WHAT YOU WILL DO:
List, from the lines below, each one with "this" in it.

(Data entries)
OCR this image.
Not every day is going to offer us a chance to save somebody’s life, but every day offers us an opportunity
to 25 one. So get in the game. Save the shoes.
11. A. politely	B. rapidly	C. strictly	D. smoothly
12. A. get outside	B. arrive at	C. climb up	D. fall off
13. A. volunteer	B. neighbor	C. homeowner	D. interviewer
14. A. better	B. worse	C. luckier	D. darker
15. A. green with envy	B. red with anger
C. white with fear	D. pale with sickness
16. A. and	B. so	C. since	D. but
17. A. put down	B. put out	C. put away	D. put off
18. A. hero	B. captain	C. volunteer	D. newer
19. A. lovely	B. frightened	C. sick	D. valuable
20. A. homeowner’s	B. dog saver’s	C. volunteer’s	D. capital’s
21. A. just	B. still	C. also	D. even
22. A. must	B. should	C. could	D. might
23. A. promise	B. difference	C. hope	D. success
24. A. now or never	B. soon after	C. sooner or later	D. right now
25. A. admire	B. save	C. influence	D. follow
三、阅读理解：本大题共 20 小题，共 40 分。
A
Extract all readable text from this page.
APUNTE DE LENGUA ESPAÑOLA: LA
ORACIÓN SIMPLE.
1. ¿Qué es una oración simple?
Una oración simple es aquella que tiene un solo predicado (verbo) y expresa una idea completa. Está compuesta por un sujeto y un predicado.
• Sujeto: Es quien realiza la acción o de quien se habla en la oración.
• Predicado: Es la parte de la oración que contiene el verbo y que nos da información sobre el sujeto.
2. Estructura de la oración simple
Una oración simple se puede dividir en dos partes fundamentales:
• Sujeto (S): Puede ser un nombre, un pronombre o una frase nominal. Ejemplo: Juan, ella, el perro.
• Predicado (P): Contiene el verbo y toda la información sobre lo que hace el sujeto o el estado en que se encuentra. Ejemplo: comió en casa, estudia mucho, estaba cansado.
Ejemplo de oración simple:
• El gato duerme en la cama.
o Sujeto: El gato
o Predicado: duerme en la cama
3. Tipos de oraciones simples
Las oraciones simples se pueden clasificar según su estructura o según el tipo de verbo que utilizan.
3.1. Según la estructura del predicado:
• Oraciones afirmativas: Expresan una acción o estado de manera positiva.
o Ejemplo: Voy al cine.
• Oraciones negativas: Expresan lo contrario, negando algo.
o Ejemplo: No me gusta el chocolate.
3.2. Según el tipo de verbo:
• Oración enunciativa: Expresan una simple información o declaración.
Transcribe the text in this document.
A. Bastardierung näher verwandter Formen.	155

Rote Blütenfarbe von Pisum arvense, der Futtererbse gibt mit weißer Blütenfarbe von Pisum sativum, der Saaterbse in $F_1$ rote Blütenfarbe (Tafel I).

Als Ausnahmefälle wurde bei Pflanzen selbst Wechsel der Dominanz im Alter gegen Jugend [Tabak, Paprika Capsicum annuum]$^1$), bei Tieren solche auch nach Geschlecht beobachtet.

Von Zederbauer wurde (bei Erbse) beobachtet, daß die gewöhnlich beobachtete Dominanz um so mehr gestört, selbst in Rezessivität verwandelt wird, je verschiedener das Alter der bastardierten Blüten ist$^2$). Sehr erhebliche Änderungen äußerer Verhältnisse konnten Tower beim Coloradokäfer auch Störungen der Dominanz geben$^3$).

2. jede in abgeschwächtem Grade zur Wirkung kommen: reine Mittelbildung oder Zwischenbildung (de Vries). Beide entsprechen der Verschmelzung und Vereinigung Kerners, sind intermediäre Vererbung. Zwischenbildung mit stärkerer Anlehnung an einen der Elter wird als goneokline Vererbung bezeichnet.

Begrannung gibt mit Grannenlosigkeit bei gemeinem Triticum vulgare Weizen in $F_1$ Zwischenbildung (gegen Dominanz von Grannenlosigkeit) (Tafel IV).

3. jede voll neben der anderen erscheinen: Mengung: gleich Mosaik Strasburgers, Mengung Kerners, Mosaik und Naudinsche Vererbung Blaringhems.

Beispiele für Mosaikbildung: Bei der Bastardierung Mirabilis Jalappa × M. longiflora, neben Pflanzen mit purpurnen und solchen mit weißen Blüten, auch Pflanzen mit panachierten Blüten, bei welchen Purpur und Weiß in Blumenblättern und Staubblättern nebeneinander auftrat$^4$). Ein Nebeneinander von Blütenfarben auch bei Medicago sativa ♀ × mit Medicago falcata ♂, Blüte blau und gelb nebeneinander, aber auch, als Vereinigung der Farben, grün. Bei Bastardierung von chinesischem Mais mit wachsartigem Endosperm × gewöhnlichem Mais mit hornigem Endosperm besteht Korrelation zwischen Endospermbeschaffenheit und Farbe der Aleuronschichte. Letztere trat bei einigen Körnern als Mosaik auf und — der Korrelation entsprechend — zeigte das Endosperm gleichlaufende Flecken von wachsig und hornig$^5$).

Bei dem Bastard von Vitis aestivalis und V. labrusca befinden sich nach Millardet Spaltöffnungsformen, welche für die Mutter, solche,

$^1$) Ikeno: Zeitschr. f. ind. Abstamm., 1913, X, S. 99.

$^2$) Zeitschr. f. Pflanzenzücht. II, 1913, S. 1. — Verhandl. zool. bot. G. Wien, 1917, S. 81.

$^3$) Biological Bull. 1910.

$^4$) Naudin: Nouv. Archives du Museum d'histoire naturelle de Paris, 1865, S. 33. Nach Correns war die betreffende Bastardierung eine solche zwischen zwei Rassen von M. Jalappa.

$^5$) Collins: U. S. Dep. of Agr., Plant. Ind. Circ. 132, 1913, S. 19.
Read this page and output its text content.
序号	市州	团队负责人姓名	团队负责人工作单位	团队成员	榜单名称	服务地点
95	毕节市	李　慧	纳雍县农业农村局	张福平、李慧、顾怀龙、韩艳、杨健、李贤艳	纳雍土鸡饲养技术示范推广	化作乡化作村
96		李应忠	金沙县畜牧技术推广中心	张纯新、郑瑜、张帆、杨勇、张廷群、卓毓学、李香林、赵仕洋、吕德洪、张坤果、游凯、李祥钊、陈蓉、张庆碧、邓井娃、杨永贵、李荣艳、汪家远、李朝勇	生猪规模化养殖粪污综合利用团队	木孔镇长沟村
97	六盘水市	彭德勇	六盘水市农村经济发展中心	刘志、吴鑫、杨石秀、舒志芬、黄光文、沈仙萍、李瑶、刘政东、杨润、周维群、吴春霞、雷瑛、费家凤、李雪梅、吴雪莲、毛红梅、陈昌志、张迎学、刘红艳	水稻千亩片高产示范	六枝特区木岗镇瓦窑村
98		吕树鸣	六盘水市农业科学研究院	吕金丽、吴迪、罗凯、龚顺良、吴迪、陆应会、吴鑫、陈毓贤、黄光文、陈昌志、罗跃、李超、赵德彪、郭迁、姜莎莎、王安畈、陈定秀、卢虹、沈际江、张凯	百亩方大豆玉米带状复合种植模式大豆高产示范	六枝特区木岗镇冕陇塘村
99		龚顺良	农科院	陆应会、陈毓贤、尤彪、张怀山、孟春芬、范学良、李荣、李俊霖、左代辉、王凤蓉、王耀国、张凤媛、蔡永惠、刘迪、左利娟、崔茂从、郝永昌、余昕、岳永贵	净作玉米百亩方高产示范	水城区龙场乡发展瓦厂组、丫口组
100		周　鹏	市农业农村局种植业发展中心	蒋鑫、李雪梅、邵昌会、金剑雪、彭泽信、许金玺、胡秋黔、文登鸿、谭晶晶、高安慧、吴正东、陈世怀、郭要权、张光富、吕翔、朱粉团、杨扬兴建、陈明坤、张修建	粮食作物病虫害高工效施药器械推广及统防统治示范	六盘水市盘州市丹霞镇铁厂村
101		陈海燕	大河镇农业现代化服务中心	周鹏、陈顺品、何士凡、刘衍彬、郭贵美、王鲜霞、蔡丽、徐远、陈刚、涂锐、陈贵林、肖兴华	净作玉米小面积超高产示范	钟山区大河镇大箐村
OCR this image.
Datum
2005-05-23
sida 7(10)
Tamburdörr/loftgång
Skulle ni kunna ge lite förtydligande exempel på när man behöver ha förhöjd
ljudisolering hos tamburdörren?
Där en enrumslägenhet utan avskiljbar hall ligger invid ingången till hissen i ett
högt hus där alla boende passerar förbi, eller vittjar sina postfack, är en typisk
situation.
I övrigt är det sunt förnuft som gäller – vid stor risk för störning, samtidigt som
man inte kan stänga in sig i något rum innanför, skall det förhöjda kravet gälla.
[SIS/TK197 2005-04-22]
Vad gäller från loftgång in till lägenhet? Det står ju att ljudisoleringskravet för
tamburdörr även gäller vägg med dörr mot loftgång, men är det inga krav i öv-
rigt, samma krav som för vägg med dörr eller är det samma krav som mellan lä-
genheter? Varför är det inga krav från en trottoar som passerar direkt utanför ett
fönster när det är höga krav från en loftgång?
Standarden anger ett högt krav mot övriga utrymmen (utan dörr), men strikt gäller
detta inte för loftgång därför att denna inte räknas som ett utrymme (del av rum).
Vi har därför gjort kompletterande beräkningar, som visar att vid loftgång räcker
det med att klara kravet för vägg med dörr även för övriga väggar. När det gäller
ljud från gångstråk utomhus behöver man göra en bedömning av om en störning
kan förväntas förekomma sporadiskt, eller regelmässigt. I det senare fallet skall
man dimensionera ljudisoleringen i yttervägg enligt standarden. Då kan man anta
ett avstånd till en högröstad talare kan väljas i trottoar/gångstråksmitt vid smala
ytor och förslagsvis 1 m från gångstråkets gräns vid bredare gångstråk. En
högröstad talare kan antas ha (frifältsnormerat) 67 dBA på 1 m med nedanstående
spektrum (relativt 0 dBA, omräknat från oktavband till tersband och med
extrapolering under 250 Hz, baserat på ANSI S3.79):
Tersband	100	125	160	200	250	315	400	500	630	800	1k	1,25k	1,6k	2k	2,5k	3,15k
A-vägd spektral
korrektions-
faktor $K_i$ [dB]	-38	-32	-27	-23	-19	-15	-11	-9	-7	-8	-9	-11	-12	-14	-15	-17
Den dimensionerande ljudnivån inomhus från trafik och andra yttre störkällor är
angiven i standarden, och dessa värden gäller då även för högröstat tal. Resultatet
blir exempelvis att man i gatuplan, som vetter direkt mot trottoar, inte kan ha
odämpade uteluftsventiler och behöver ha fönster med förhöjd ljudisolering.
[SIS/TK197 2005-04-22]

CORRECT OUTPUT:
OCR this image.
Extract all readable text from this page.
Transcribe the text in this document.
Read this page and output its text content.
OCR this image.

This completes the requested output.